EXERCISE GOAL => Write out the lines of the listing below exactly, from its first line up to and including the line with "y-tick-1,000: 1,000 [70, 536, 145, 574]".

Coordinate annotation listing
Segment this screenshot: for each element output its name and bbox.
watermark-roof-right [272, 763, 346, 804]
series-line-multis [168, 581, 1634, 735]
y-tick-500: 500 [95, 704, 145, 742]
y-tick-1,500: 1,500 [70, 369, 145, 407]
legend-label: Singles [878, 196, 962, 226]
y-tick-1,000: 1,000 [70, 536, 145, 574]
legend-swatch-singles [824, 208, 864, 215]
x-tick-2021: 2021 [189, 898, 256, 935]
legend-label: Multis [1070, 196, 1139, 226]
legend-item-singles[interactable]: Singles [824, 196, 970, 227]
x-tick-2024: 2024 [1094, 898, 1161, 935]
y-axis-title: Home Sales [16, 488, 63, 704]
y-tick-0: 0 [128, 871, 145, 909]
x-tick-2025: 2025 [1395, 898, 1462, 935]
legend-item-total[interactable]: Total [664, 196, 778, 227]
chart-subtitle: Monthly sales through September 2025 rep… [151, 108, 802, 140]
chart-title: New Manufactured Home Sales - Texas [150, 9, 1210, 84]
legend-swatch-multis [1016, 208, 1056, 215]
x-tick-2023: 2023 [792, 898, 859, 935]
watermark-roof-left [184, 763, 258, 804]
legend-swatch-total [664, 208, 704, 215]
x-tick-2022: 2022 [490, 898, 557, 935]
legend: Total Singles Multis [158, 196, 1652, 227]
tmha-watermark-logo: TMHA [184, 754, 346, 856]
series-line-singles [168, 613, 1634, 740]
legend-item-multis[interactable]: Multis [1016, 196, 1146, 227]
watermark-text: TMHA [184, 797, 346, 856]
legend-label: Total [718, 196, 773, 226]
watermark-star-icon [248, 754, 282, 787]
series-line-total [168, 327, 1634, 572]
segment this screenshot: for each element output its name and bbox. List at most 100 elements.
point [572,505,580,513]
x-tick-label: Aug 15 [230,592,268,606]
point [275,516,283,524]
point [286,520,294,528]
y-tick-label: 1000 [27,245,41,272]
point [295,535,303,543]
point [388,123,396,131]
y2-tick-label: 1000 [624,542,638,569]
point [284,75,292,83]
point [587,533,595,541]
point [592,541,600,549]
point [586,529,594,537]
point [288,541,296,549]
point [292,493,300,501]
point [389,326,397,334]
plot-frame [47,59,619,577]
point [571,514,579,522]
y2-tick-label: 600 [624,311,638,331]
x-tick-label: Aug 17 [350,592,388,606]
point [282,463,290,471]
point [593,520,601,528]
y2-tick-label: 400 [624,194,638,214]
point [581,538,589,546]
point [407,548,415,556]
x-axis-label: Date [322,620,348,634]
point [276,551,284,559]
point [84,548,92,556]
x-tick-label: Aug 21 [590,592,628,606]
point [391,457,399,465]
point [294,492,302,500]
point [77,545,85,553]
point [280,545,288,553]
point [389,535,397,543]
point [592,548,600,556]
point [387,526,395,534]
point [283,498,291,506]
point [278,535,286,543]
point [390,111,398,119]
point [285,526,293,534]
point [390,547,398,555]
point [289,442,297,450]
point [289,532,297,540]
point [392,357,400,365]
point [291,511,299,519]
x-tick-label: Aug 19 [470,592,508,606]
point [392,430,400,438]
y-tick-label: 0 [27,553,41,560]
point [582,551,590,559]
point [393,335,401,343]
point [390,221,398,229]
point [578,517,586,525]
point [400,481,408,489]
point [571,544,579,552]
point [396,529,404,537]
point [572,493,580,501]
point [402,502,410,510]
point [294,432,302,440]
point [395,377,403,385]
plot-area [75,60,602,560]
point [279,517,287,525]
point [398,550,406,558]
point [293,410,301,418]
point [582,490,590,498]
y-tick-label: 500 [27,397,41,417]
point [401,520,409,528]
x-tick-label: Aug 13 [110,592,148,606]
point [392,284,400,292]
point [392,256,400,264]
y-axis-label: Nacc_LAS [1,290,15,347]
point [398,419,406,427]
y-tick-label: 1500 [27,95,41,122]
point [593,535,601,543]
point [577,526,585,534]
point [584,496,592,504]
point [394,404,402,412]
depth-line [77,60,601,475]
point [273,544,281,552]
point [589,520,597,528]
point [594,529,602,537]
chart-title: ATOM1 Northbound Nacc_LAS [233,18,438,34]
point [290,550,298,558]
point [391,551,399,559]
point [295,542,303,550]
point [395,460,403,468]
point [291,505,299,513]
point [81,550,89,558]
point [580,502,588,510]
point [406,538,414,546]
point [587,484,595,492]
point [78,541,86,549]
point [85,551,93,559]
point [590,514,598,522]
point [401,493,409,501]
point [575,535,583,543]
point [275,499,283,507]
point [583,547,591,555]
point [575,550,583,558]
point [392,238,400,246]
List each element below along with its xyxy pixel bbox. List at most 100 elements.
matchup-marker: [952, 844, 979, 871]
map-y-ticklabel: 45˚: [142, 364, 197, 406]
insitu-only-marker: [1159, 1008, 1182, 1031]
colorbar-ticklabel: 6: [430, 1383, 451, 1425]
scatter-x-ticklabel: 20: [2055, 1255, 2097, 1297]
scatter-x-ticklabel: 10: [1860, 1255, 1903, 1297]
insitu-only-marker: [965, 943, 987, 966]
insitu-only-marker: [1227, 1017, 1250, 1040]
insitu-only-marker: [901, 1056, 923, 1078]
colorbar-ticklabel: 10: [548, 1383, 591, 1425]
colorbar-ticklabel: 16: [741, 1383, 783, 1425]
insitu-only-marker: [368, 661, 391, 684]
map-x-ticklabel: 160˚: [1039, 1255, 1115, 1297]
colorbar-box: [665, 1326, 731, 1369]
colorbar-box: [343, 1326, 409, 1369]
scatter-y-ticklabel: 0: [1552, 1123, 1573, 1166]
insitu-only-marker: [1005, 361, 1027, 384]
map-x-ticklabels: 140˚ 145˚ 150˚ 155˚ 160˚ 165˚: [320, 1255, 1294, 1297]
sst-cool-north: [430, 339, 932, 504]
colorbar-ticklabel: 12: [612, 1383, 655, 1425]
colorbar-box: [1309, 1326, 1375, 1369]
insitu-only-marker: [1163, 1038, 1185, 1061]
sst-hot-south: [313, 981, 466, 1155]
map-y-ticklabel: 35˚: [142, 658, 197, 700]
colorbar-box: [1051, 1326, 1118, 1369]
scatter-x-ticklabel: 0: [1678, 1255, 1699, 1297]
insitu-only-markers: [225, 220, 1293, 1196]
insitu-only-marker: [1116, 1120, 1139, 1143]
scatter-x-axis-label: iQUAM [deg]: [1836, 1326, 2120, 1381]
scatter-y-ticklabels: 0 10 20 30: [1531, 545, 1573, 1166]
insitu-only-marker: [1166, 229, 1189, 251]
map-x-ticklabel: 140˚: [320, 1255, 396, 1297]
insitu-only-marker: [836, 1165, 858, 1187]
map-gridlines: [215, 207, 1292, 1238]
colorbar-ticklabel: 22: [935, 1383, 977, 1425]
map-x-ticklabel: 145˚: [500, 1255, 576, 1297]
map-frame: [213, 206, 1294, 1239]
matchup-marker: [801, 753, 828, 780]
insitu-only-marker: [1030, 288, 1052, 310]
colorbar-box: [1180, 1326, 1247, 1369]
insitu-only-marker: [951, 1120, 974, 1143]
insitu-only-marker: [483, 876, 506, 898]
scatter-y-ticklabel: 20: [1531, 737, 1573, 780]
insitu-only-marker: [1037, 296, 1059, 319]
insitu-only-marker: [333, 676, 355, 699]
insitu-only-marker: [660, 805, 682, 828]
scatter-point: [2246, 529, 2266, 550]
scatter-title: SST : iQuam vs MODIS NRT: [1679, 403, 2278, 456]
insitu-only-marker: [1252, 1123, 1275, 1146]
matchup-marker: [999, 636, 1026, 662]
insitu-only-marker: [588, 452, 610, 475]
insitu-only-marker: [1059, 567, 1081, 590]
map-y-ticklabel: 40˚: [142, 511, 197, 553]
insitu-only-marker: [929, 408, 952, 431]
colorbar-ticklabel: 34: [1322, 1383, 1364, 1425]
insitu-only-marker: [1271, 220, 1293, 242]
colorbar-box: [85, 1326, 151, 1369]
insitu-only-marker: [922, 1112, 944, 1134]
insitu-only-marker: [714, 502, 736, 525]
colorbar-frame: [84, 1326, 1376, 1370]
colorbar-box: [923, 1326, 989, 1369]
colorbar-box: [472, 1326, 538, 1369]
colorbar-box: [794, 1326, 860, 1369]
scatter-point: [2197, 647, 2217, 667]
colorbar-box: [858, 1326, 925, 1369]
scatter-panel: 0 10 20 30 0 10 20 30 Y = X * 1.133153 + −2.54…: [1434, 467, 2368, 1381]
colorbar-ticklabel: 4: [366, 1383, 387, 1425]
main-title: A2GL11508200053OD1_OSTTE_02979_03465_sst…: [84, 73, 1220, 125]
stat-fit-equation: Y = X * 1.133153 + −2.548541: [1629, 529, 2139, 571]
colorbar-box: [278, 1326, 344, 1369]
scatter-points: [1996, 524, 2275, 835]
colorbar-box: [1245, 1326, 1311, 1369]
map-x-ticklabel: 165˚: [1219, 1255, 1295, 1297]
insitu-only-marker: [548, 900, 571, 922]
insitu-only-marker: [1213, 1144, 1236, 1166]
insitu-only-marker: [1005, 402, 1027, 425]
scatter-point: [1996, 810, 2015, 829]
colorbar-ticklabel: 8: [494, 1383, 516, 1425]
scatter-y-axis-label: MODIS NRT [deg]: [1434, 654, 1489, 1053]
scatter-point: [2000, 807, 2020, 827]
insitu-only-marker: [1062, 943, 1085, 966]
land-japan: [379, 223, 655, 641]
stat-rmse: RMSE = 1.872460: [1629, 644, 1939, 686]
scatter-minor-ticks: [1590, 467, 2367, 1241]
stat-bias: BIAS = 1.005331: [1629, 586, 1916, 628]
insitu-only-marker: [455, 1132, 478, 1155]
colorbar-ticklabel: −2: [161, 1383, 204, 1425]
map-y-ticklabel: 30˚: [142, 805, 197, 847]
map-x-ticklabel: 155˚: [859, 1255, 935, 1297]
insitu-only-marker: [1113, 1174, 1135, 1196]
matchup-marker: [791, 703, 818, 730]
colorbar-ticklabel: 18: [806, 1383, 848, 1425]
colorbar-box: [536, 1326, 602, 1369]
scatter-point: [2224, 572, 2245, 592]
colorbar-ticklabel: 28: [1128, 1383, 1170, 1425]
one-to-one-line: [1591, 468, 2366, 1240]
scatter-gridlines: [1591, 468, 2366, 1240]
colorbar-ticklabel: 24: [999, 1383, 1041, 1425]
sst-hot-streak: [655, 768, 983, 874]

CORRECT RESULT =>
Segment this screenshot: for each element output its name and bbox.
watermark-roof-right [272, 763, 346, 804]
series-line-multis [168, 581, 1634, 735]
y-tick-500: 500 [95, 704, 145, 742]
y-tick-1,500: 1,500 [70, 369, 145, 407]
legend-label: Singles [878, 196, 962, 226]
y-tick-1,000: 1,000 [70, 536, 145, 574]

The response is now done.